**TASK INPUTS**
(begin)
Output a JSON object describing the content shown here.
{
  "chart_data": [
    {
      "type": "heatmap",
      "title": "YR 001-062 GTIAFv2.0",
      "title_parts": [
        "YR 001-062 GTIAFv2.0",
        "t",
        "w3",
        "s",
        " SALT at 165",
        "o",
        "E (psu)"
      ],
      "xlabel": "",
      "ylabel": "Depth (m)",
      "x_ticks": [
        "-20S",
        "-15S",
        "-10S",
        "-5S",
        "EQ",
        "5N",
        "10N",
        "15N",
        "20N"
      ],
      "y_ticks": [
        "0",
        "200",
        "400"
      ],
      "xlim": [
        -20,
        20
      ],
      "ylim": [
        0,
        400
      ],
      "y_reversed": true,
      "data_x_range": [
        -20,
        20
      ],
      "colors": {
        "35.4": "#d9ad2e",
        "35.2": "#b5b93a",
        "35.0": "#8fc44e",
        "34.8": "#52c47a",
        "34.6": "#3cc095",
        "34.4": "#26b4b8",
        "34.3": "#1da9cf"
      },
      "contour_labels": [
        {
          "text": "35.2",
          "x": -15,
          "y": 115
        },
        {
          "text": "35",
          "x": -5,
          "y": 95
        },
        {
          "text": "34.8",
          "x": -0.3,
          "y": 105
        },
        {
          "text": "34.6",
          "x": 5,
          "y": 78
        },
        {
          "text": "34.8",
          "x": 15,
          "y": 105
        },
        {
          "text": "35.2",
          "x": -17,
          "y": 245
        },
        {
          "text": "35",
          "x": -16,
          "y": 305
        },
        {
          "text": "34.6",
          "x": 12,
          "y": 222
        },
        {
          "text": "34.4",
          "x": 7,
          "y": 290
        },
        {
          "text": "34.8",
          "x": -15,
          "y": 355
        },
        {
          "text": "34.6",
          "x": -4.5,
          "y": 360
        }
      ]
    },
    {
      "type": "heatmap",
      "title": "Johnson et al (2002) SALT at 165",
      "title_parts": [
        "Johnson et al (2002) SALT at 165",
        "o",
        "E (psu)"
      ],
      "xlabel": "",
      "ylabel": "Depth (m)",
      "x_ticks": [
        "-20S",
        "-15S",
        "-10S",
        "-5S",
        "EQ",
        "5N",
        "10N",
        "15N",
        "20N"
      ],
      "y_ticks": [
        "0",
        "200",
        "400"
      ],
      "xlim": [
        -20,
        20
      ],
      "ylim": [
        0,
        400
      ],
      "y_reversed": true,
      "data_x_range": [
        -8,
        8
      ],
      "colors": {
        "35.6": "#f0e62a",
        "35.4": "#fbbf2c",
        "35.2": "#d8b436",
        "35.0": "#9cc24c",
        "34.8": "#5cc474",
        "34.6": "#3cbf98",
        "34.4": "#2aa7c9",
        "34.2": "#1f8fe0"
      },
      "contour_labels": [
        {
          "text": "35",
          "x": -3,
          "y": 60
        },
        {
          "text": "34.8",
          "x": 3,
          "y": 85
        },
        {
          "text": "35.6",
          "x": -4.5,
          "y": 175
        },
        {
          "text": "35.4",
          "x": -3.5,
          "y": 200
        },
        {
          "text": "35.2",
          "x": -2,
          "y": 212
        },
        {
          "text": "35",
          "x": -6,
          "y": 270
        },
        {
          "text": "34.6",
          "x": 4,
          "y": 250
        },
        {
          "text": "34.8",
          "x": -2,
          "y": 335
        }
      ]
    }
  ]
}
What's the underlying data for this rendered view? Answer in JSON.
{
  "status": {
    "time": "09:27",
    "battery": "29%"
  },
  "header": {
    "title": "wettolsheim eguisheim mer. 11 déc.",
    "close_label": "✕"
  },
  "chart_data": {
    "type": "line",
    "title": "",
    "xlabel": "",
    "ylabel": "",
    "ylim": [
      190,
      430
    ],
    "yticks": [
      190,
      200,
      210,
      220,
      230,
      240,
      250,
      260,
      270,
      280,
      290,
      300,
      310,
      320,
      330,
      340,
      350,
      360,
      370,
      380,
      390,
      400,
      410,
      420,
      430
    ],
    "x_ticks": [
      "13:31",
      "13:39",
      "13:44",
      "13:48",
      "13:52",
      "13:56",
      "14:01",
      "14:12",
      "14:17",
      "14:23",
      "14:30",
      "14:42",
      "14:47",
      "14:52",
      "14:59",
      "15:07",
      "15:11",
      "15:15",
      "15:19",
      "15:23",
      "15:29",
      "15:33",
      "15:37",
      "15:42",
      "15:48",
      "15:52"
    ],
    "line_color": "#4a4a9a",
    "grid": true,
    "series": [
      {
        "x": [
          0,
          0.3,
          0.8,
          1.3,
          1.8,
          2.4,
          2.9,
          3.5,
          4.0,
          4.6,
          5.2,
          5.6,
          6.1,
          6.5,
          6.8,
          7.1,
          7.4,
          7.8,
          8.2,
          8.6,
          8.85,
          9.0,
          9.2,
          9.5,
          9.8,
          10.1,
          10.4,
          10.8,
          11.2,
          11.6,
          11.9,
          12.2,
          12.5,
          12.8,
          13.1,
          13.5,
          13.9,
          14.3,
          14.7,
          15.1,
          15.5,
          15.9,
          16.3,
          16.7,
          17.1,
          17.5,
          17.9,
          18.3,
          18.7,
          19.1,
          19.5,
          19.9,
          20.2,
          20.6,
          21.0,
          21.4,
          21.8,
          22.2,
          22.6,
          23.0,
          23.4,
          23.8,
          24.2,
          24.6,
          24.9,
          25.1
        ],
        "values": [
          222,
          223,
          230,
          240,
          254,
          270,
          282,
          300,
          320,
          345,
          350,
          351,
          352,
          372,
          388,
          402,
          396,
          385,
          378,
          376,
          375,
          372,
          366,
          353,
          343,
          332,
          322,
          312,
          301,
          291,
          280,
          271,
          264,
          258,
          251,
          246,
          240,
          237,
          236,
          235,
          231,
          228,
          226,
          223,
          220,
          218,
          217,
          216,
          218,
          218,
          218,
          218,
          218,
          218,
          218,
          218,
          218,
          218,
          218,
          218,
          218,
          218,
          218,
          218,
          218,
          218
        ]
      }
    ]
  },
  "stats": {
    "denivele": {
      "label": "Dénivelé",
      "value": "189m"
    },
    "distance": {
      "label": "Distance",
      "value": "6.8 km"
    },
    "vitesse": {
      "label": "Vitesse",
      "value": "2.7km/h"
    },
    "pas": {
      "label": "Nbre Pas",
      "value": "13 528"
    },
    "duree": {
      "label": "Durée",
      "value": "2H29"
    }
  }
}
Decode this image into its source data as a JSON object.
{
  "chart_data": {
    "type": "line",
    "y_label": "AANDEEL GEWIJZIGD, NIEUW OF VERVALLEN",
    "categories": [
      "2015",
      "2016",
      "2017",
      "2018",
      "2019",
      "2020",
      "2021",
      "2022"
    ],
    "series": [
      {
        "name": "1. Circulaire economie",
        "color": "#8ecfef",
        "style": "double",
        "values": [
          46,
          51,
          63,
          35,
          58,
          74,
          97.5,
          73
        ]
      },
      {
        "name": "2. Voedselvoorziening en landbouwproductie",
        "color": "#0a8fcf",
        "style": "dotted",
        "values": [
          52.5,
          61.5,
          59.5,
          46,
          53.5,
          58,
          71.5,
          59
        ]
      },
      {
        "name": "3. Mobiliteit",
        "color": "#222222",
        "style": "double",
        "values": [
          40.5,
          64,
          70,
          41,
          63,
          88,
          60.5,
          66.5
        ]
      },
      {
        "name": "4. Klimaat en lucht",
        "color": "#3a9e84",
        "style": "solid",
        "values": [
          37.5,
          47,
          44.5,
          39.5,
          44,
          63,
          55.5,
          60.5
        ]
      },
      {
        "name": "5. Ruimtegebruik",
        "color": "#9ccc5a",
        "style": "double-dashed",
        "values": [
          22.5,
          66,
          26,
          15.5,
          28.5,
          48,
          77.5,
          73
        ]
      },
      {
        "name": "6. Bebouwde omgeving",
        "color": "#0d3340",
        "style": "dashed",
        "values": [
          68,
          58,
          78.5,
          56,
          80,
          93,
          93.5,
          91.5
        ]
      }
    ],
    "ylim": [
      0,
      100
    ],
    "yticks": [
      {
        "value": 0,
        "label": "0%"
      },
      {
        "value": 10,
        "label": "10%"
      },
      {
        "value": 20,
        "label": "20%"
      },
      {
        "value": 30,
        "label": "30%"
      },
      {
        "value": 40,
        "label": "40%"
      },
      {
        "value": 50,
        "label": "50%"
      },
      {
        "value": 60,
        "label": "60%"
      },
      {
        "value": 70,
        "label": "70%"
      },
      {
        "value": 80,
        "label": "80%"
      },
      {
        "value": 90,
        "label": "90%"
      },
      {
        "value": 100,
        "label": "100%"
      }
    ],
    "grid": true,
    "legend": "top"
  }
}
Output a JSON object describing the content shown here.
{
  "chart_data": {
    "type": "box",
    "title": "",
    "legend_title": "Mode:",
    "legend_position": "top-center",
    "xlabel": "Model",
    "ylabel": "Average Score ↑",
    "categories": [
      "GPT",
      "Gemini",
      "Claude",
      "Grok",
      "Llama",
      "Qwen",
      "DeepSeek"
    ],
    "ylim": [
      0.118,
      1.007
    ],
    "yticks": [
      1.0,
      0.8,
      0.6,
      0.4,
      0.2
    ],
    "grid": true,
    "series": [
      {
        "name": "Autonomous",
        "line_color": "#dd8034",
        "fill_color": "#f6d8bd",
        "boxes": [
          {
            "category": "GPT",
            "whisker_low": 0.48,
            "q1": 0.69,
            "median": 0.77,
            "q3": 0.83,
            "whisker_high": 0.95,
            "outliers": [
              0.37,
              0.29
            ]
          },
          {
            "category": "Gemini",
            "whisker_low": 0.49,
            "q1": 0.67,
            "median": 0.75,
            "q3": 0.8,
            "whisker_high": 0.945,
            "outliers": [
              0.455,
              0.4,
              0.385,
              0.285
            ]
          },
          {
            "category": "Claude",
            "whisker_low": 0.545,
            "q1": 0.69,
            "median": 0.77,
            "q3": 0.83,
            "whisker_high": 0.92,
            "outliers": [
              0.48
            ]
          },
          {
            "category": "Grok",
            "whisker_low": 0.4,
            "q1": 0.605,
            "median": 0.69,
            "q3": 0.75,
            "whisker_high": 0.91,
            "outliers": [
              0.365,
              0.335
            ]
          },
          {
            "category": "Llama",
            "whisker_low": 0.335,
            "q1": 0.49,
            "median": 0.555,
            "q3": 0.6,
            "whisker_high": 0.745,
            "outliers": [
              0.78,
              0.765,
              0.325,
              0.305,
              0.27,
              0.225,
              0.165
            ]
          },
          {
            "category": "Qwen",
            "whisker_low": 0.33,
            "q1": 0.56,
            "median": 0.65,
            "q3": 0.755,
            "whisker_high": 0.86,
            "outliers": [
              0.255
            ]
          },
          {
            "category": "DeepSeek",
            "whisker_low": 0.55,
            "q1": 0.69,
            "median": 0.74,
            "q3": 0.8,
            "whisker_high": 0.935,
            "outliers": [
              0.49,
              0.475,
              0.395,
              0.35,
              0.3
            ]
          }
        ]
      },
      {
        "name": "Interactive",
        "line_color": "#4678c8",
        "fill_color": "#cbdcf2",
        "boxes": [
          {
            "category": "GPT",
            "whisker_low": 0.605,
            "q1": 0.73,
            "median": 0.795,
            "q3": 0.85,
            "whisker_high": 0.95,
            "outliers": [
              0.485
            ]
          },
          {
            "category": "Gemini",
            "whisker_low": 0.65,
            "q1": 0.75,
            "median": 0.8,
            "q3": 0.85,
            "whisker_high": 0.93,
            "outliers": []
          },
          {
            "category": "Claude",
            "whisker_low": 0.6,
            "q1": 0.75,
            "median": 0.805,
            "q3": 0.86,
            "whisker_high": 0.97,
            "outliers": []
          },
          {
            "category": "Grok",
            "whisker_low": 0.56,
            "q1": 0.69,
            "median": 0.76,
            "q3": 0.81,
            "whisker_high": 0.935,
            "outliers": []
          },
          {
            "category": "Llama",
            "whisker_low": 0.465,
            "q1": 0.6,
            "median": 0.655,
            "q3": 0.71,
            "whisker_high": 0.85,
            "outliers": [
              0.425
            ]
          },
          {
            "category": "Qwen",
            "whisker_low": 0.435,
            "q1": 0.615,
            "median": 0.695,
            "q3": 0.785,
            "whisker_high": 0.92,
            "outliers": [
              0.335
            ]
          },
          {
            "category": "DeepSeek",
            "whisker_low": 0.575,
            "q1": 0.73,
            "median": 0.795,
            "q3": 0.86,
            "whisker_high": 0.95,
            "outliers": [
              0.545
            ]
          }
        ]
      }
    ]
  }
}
(end)
**GOAL**
Check every line of the material for the string "ylabel" and give the number of lines that have it, without anything else.

**FULL OUTPUT**
4